[Collection entries]
○ ○ ○ ○ ○

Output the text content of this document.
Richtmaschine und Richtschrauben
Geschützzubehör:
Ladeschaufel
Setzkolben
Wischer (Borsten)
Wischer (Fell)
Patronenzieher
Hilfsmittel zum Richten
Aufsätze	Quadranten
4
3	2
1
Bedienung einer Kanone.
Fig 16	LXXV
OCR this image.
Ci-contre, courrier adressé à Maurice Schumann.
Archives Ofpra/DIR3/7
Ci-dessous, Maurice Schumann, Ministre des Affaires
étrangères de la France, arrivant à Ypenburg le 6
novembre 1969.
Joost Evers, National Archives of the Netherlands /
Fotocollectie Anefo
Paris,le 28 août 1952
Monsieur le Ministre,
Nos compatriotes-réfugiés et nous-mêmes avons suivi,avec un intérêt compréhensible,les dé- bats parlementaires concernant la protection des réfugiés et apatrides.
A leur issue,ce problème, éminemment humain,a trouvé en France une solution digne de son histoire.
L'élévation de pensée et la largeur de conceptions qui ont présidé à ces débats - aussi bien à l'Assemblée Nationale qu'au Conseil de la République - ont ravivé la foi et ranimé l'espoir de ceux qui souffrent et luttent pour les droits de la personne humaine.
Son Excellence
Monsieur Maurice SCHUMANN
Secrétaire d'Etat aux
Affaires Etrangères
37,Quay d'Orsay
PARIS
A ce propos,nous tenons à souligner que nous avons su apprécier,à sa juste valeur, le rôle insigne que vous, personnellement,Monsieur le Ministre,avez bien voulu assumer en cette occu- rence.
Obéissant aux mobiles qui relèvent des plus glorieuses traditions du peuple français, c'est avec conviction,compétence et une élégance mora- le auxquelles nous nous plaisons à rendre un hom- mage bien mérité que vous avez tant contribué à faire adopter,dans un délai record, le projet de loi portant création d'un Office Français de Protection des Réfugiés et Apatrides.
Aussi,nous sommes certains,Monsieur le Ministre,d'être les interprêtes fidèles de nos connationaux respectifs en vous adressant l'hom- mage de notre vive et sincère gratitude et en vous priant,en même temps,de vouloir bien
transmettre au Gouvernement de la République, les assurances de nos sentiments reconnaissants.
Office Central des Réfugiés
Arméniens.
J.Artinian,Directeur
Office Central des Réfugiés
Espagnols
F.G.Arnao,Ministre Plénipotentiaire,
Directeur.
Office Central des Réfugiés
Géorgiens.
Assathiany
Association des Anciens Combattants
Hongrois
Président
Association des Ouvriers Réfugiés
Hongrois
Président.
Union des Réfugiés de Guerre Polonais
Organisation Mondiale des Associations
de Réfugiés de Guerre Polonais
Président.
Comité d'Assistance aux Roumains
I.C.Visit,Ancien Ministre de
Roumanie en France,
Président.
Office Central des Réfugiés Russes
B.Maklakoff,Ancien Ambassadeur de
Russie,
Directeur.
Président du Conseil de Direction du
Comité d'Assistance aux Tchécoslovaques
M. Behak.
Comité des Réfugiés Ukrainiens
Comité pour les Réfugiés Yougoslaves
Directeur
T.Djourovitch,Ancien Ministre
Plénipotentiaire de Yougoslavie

○ ○ ○ ○ ○

◆ **Exercise directions**:
Scan the entries above for the word "vous" and collect each line holding it.

◆ **Task output**:
A ce propos,nous tenons à souligner que nous avons su apprécier,à sa juste valeur, le rôle insigne que vous, personnellement,Monsieur le Ministre,avez bien voulu assumer en cette occu- rence.
Obéissant aux mobiles qui relèvent des plus glorieuses traditions du peuple français, c'est avec conviction,compétence et une élégance mora- le auxquelles nous nous plaisons à rendre un hom- mage bien mérité que vous avez tant contribué à faire adopter,dans un délai record, le projet de loi portant création d'un Office Français de Protection des Réfugiés et Apatrides.
Aussi,nous sommes certains,Monsieur le Ministre,d'être les interprêtes fidèles de nos connationaux respectifs en vous adressant l'hom- mage de notre vive et sincère gratitude et en vous priant,en même temps,de vouloir bien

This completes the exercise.